**Task goal:** Exactly as written, transcribe the lines that run from the one containing "Output the text content of this document." to the end of the records below.

--- Begin Dataset content ---

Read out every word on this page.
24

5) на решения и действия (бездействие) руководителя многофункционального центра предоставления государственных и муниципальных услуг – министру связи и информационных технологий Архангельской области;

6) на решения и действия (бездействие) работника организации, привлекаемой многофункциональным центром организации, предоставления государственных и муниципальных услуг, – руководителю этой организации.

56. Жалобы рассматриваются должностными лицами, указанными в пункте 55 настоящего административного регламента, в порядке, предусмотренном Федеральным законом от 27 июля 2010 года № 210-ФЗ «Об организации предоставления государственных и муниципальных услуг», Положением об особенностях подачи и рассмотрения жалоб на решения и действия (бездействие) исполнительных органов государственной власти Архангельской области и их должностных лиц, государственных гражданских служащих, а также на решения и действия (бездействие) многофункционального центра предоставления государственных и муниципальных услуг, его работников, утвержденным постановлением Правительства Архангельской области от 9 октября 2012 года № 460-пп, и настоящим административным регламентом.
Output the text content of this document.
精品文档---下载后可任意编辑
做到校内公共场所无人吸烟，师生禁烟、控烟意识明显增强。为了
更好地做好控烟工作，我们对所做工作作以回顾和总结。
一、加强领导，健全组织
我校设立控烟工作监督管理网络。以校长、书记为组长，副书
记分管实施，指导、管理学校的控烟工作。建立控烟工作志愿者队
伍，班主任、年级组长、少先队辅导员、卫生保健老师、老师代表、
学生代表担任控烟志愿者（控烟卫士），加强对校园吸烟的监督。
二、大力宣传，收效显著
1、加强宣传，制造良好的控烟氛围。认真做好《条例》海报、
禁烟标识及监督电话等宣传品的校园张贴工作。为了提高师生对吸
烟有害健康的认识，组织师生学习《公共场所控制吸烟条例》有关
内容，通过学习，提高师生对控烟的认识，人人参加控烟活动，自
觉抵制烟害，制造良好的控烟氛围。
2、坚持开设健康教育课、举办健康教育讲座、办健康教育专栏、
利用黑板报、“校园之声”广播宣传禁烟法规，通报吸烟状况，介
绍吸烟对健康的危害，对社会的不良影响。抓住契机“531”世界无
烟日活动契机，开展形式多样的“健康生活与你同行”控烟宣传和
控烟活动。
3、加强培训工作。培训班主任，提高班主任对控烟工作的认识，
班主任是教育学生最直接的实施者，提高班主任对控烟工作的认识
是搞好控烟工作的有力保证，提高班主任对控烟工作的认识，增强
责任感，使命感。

--- End Dataset content ---

**In response:**
Output the text content of this document.
精品文档---下载后可任意编辑
做到校内公共场所无人吸烟，师生禁烟、控烟意识明显增强。为了
更好地做好控烟工作，我们对所做工作作以回顾和总结。
一、加强领导，健全组织
我校设立控烟工作监督管理网络。以校长、书记为组长，副书
记分管实施，指导、管理学校的控烟工作。建立控烟工作志愿者队
伍，班主任、年级组长、少先队辅导员、卫生保健老师、老师代表、
学生代表担任控烟志愿者（控烟卫士），加强对校园吸烟的监督。
二、大力宣传，收效显著
1、加强宣传，制造良好的控烟氛围。认真做好《条例》海报、
禁烟标识及监督电话等宣传品的校园张贴工作。为了提高师生对吸
烟有害健康的认识，组织师生学习《公共场所控制吸烟条例》有关
内容，通过学习，提高师生对控烟的认识，人人参加控烟活动，自
觉抵制烟害，制造良好的控烟氛围。
2、坚持开设健康教育课、举办健康教育讲座、办健康教育专栏、
利用黑板报、“校园之声”广播宣传禁烟法规，通报吸烟状况，介
绍吸烟对健康的危害，对社会的不良影响。抓住契机“531”世界无
烟日活动契机，开展形式多样的“健康生活与你同行”控烟宣传和
控烟活动。
3、加强培训工作。培训班主任，提高班主任对控烟工作的认识，
班主任是教育学生最直接的实施者，提高班主任对控烟工作的认识
是搞好控烟工作的有力保证，提高班主任对控烟工作的认识，增强
责任感，使命感。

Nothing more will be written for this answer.